■ Exercise:
Repeat the part of the forum posts that begins at the words "The country will" and stops after "like the US.".

The country will probably endure, but it won't be as affluent as it was in those post WWII decades when a regular guy (high school degree, much less college), could have a good middle class life on a single income and provide for his family. Now it takes two incomes to make it for many families. The middle class has been steadily in decline since the 80's or so and just isn't coming back like it was in our golden years (50's through early 80's I'd say). All empires do, after all, fail, especially inequitable, over militarized, imperialistic, and overextended ones like the US.
Anyway, I've had open heart surgery twice, both for a leaky valve and aortic inefficiency I was born with. The first surgery I had when I was 4, the last at 28. The first I don't remember too much, but this last one...wow that was rough, worse than I thought it would be. I was on extended medical leave after the last one, it took me over a month before I could even stand up straight or take a shower by myself (I just couldn't flex!) and about 6 months until I really started to feel normal (not tired, sick, feverish, dizzy, nauseous, etc.). Fun stuff eh Patriot? :no:
So hang in there, and don't feel bad at all for getting the disability you need. It pains me when normal people who need and deserve help feel guilty about this sort of thing when there are such huge abuses of tax money committed by the ultra-rich (like a CEO getting bailout money for his company and buying a 10k trash can and 70k rug with it as one recently did), and those who claim 2 more kids than they have on their tax return. I'll gladly give my tax money to support people like you instead of them, and I may need it in return someday. :thmbsp:
Well I'm out, I don't want to get into a political debate or flame war here, this site is too good for that, and everyone has a right to his/her views anyway!
Hang in there all!
Patriot1776 03-04-2009, 11:35 AM Permanent Waves, what started the concern and eventually led to the surgery for the heart valve repair was that my energy level didn't return to what it was before the chemo started, even after 6 months to recover from it. As hard as they had to hit me with the chemo, I figure maybe that nasty stuff did some damage to that heart valve, as from what I remember, the line running from my chemo port was inserted into my veins not far above possibly where my heart was.
One of the big bright spots in where I live, Cherokee County, is my employer, Industrial Opportunities Inc. We're the last mostly sewing plant of any kind in Cherokee County and we're still going full bore for a couple reasons. Firstly and most importantly, we're about the only place in the 3 immediate counties where those with disabilities far, far worse than what I have can work at. Over half the employees there have a physical or mental impairment of some kind, many multiple ones. Secondly, we don't make just one or just a few products. If it can be sewn together, we can probably manufacture it, one way or another, and we are making so many sewn products for different companies its mind boggling. The other half of the workforce that is able-bodied does the most difficult sewing work. We are a non-profit, but sell everything we make for a profit and ALL profits we make from sales and deliveries go directly to supporting the services we provide to the disabled clients and employees. We've managed to get ourselves to being 95% self-funded too, only needing couch-change local tax support to tie up loose-ends. I was a full employee, working a full 40-hours every week and on private health insurance before the cancer diagnosis and subsequent battle with it.
Permanent Waves 03-05-2009, 12:28 PM I think I've got you Patriot, your circumstances are different than the average disabled person as your employer employs (sorry for the redundancy lol), a disproportionate amount of disabled people than the average workplace. So you are feeling guilty knowing that many of your coworkers are still working with their disabilities and you are not with yours, correct?

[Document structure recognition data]
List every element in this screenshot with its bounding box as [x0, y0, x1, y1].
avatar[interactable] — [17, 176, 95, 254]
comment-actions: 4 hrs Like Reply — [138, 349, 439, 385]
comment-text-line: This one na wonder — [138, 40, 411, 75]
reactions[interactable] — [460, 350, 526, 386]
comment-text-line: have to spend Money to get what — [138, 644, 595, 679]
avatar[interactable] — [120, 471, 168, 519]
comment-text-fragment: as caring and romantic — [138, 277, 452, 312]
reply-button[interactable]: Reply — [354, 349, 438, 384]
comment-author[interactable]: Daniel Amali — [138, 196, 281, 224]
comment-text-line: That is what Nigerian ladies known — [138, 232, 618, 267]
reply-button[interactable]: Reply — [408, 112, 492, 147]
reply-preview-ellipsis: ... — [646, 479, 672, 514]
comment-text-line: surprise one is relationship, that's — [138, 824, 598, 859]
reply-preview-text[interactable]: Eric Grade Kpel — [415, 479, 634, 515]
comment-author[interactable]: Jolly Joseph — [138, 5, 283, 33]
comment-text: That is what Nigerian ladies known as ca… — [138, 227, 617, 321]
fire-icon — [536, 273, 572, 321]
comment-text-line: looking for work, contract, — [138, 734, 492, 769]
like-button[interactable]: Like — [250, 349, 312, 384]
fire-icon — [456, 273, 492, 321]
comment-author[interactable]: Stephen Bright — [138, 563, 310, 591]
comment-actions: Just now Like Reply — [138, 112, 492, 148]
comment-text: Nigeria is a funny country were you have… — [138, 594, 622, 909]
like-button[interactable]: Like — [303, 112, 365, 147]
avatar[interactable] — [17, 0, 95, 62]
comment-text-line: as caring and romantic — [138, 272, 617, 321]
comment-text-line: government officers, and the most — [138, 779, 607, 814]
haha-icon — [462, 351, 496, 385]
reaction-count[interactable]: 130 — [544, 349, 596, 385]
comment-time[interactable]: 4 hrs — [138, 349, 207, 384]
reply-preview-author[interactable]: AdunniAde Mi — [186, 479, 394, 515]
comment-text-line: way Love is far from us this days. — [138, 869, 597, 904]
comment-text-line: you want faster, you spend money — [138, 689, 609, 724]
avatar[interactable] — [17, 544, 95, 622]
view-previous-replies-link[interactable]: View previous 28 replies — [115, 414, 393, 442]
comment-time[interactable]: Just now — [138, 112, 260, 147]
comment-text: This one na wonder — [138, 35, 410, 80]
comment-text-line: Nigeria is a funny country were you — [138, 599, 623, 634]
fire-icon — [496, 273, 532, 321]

■ Answer for this exercise:
The country will probably endure, but it won't be as affluent as it was in those post WWII decades when a regular guy (high school degree, much less college), could have a good middle class life on a single income and provide for his family. Now it takes two incomes to make it for many families. The middle class has been steadily in decline since the 80's or so and just isn't coming back like it was in our golden years (50's through early 80's I'd say). All empires do, after all, fail, especially inequitable, over militarized, imperialistic, and overextended ones like the US.